### Requirements
Show all lines that include the string "bundle"; copy each one.

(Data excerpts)
····················

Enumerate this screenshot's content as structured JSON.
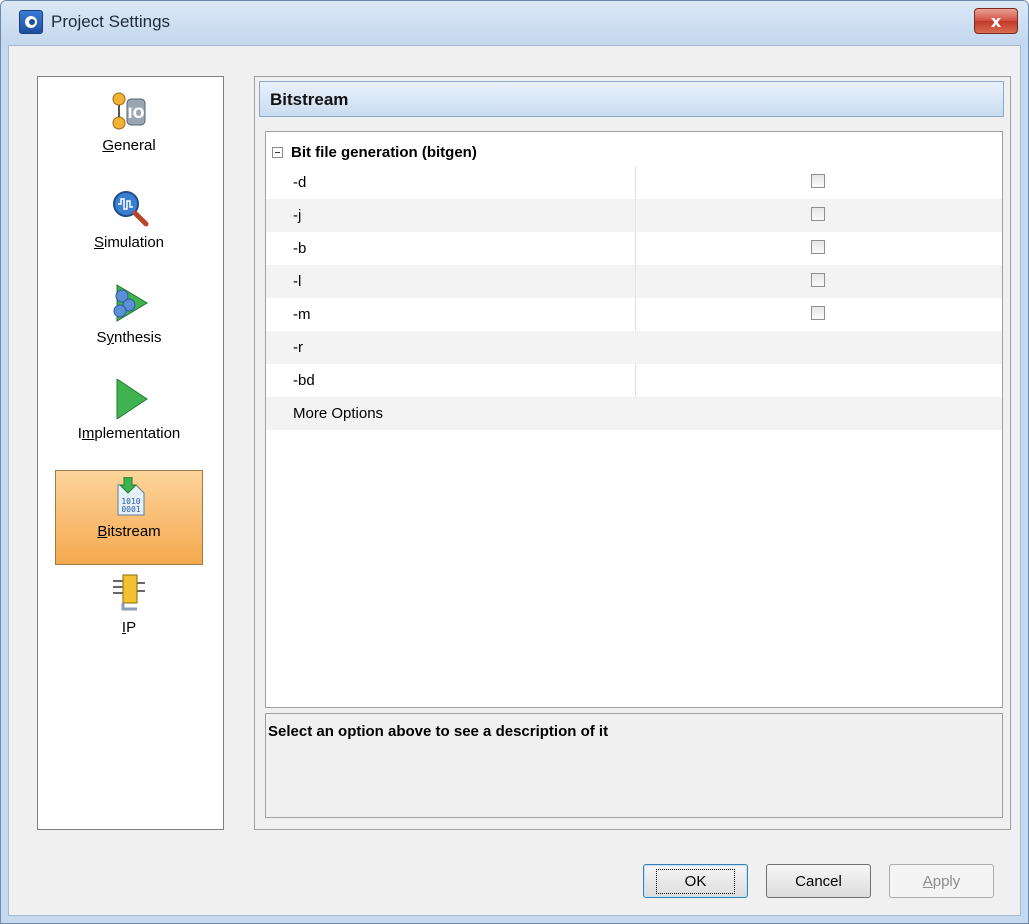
{
  "window": {
    "title": "Project Settings",
    "close_label": "x"
  },
  "nav": {
    "items": [
      {
        "label": "General",
        "mnemonic": "G",
        "rest": "eneral",
        "icon": "general-icon"
      },
      {
        "label": "Simulation",
        "mnemonic": "S",
        "rest": "imulation",
        "icon": "simulation-icon"
      },
      {
        "label": "Synthesis",
        "pre": "S",
        "mnemonic": "y",
        "rest": "nthesis",
        "icon": "synthesis-icon"
      },
      {
        "label": "Implementation",
        "pre": "I",
        "mnemonic": "m",
        "rest": "plementation",
        "icon": "implementation-icon"
      },
      {
        "label": "Bitstream",
        "mnemonic": "B",
        "rest": "itstream",
        "icon": "bitstream-icon",
        "selected": true,
        "icon_text_1": "1010",
        "icon_text_2": "0001"
      },
      {
        "label": "IP",
        "mnemonic": "I",
        "rest": "P",
        "icon": "ip-icon"
      }
    ]
  },
  "panel": {
    "title": "Bitstream",
    "group_label": "Bit file generation (bitgen)",
    "rows": [
      {
        "name": "-d",
        "checkbox": true,
        "checked": false
      },
      {
        "name": "-j",
        "checkbox": true,
        "checked": false
      },
      {
        "name": "-b",
        "checkbox": true,
        "checked": false
      },
      {
        "name": "-l",
        "checkbox": true,
        "checked": false
      },
      {
        "name": "-m",
        "checkbox": true,
        "checked": false
      },
      {
        "name": "-r",
        "checkbox": false
      },
      {
        "name": "-bd",
        "checkbox": false
      },
      {
        "name": "More Options",
        "checkbox": false
      }
    ],
    "description": "Select an option above to see a description of it"
  },
  "buttons": {
    "ok": "OK",
    "cancel": "Cancel",
    "apply_mnemonic": "A",
    "apply_rest": "pply"
  },
  "colors": {
    "selected_nav": "#f5a94e",
    "header": "#c9dcf0",
    "window_frame": "#c6d9ee"
  }
}
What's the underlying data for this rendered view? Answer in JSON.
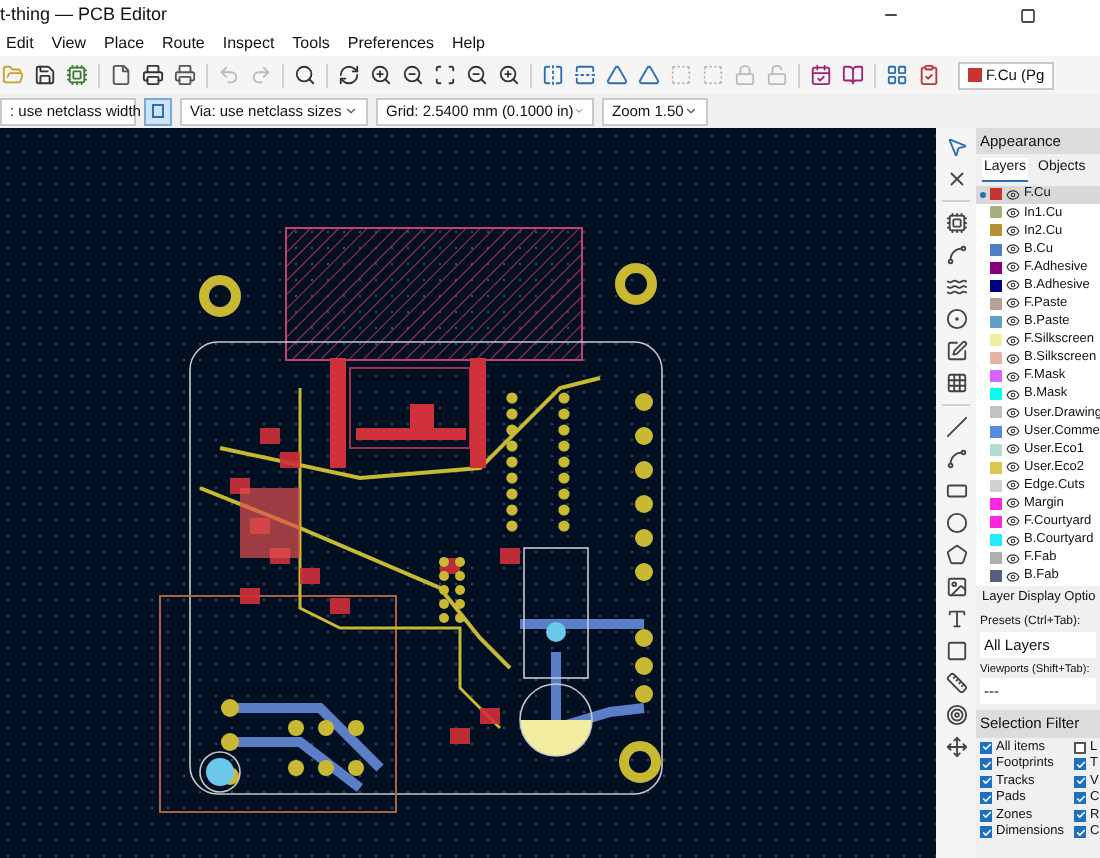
{
  "window": {
    "title": "t-thing — PCB Editor"
  },
  "menu": [
    "Edit",
    "View",
    "Place",
    "Route",
    "Inspect",
    "Tools",
    "Preferences",
    "Help"
  ],
  "toolbar": {
    "layer": "F.Cu (Pg"
  },
  "options_bar": {
    "track": ": use netclass width",
    "via": "Via: use netclass sizes",
    "grid": "Grid: 2.5400 mm (0.1000 in)",
    "zoom": "Zoom 1.50"
  },
  "appearance": {
    "title": "Appearance",
    "tabs": [
      {
        "label": "Layers",
        "selected": true
      },
      {
        "label": "Objects",
        "selected": false
      }
    ],
    "layers": [
      {
        "name": "F.Cu",
        "color": "#c83434",
        "selected": true
      },
      {
        "name": "In1.Cu",
        "color": "#a9ae7f",
        "selected": false
      },
      {
        "name": "In2.Cu",
        "color": "#b8902f",
        "selected": false
      },
      {
        "name": "B.Cu",
        "color": "#4d7fc4",
        "selected": false
      },
      {
        "name": "F.Adhesive",
        "color": "#84007c",
        "selected": false
      },
      {
        "name": "B.Adhesive",
        "color": "#000084",
        "selected": false
      },
      {
        "name": "F.Paste",
        "color": "#b4a09a",
        "selected": false
      },
      {
        "name": "B.Paste",
        "color": "#5fa0c3",
        "selected": false
      },
      {
        "name": "F.Silkscreen",
        "color": "#f2eda1",
        "selected": false
      },
      {
        "name": "B.Silkscreen",
        "color": "#e8b2a7",
        "selected": false
      },
      {
        "name": "F.Mask",
        "color": "#d864ff",
        "selected": false
      },
      {
        "name": "B.Mask",
        "color": "#02ffee",
        "selected": false
      },
      {
        "name": "User.Drawing",
        "color": "#c2c2c2",
        "selected": false
      },
      {
        "name": "User.Comme",
        "color": "#5989db",
        "selected": false
      },
      {
        "name": "User.Eco1",
        "color": "#b4dbd2",
        "selected": false
      },
      {
        "name": "User.Eco2",
        "color": "#d8c852",
        "selected": false
      },
      {
        "name": "Edge.Cuts",
        "color": "#d0d2cd",
        "selected": false
      },
      {
        "name": "Margin",
        "color": "#ff26e2",
        "selected": false
      },
      {
        "name": "F.Courtyard",
        "color": "#ff26e2",
        "selected": false
      },
      {
        "name": "B.Courtyard",
        "color": "#26e9ff",
        "selected": false
      },
      {
        "name": "F.Fab",
        "color": "#afafaf",
        "selected": false
      },
      {
        "name": "B.Fab",
        "color": "#585d84",
        "selected": false
      }
    ],
    "display_options": "Layer Display Optio",
    "presets_label": "Presets (Ctrl+Tab):",
    "preset": "All Layers",
    "viewports_label": "Viewports (Shift+Tab):",
    "viewport": "---"
  },
  "selection_filter": {
    "title": "Selection Filter",
    "items": [
      {
        "label": "All items",
        "checked": true
      },
      {
        "label": "L",
        "checked": false
      },
      {
        "label": "Footprints",
        "checked": true
      },
      {
        "label": "T",
        "checked": true
      },
      {
        "label": "Tracks",
        "checked": true
      },
      {
        "label": "V",
        "checked": true
      },
      {
        "label": "Pads",
        "checked": true
      },
      {
        "label": "C",
        "checked": true
      },
      {
        "label": "Zones",
        "checked": true
      },
      {
        "label": "R",
        "checked": true
      },
      {
        "label": "Dimensions",
        "checked": true
      },
      {
        "label": "C",
        "checked": true
      }
    ]
  }
}
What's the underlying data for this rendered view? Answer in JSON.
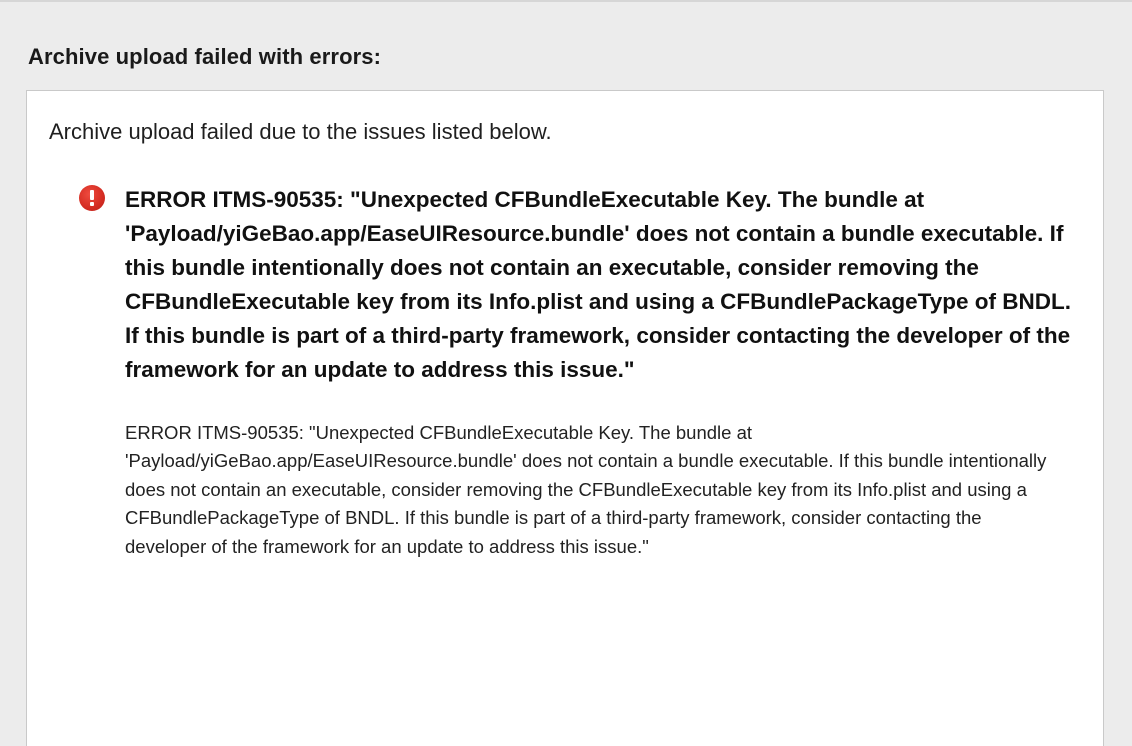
{
  "dialog": {
    "header": "Archive upload failed with errors:",
    "summary": "Archive upload failed due to the issues listed below.",
    "issues": [
      {
        "icon": "error-icon",
        "title": "ERROR ITMS-90535: \"Unexpected CFBundleExecutable Key. The bundle at 'Payload/yiGeBao.app/EaseUIResource.bundle' does not contain a bundle executable. If this bundle intentionally does not contain an executable, consider removing the CFBundleExecutable key from its Info.plist and using a CFBundlePackageType of BNDL. If this bundle is part of a third-party framework, consider contacting the developer of the framework for an update to address this issue.\"",
        "detail": "ERROR ITMS-90535: \"Unexpected CFBundleExecutable Key. The bundle at 'Payload/yiGeBao.app/EaseUIResource.bundle' does not contain a bundle executable. If this bundle intentionally does not contain an executable, consider removing the CFBundleExecutable key from its Info.plist and using a CFBundlePackageType of BNDL. If this bundle is part of a third-party framework, consider contacting the developer of the framework for an update to address this issue.\""
      }
    ]
  },
  "colors": {
    "background": "#ececec",
    "panel": "#ffffff",
    "error": "#d93025"
  }
}
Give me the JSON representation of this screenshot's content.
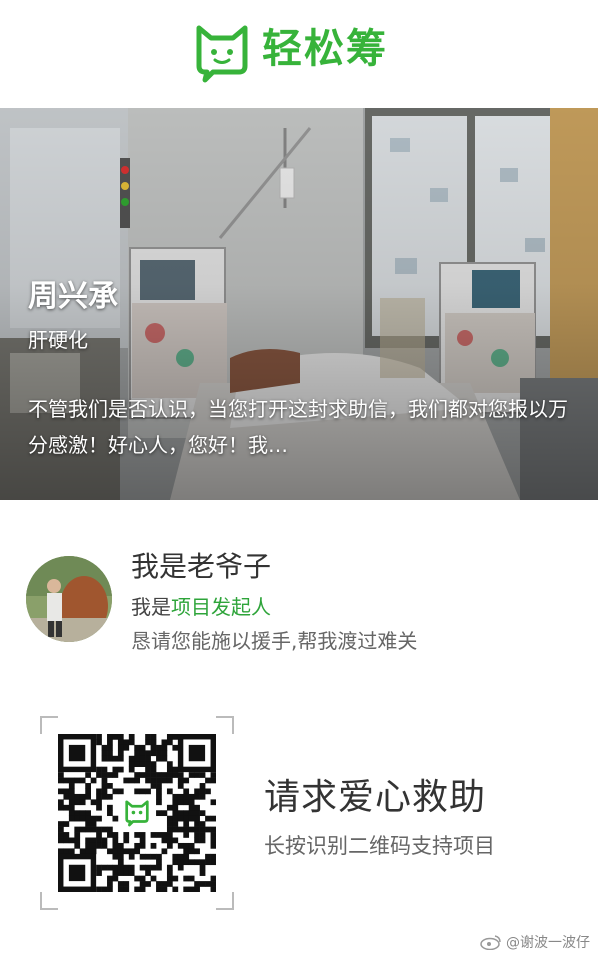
{
  "brand": {
    "name": "轻松筹",
    "accent_color": "#37b33a"
  },
  "hero": {
    "patient_name": "周兴承",
    "condition": "肝硬化",
    "excerpt": "不管我们是否认识，当您打开这封求助信，我们都对您报以万分感激！好心人，您好！我…",
    "image_subject": "hospital-dialysis-room-photo"
  },
  "initiator": {
    "name": "我是老爷子",
    "role_prefix": "我是",
    "role_highlight": "项目发起人",
    "plea": "恳请您能施以援手,帮我渡过难关"
  },
  "cta": {
    "title": "请求爱心救助",
    "subtitle": "长按识别二维码支持项目"
  },
  "watermark": {
    "text": "@谢波一波仔",
    "icon": "weibo-icon"
  }
}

····················

### Answer for the task
        "title": "ERROR ITMS-90535: \"Unexpected CFBundleExecutable Key. The bundle at 'Payload/yiGeBao.app/EaseUIResource.bundle' does not contain a bundle executable. If this bundle intentionally does not contain an executable, consider removing the CFBundleExecutable key from its Info.plist and using a CFBundlePackageType of BNDL. If this bundle is part of a third-party framework, consider contacting the developer of the framework for an update to address this issue.\"",
        "detail": "ERROR ITMS-90535: \"Unexpected CFBundleExecutable Key. The bundle at 'Payload/yiGeBao.app/EaseUIResource.bundle' does not contain a bundle executable. If this bundle intentionally does not contain an executable, consider removing the CFBundleExecutable key from its Info.plist and using a CFBundlePackageType of BNDL. If this bundle is part of a third-party framework, consider contacting the developer of the framework for an update to address this issue.\""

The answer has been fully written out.